RECORDED INFORMATION
________________________________________

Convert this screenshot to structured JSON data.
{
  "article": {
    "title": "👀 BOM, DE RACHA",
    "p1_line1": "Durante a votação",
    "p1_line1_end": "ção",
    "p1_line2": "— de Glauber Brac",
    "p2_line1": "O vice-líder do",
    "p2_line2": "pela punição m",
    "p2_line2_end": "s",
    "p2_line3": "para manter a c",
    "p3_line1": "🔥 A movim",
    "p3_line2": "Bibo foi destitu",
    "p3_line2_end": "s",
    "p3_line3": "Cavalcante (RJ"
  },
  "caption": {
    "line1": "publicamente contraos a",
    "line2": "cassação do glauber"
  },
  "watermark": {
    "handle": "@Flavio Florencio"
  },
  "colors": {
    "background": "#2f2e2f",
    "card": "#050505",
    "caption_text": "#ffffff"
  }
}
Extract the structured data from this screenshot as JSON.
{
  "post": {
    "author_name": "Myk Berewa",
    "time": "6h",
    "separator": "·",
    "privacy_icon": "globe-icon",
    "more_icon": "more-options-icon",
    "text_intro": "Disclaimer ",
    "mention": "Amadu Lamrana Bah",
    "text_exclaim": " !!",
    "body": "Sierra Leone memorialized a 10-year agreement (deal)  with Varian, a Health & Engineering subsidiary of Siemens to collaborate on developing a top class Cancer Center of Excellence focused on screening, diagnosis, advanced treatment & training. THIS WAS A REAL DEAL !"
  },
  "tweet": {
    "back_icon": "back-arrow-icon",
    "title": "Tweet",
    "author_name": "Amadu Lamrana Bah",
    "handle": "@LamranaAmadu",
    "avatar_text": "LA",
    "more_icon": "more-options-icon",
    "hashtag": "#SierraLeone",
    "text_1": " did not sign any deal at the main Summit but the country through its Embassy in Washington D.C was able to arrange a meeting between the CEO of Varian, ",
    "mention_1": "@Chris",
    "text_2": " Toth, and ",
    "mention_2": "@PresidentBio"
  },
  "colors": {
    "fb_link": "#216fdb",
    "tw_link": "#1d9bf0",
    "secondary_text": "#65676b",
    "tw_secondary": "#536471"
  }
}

________________________________________

GIVEN TASK
Look over the material above and show each line where "handle" appears.

IN RESPONSE
    "handle": "@Flavio Florencio"
    "handle": "@LamranaAmadu",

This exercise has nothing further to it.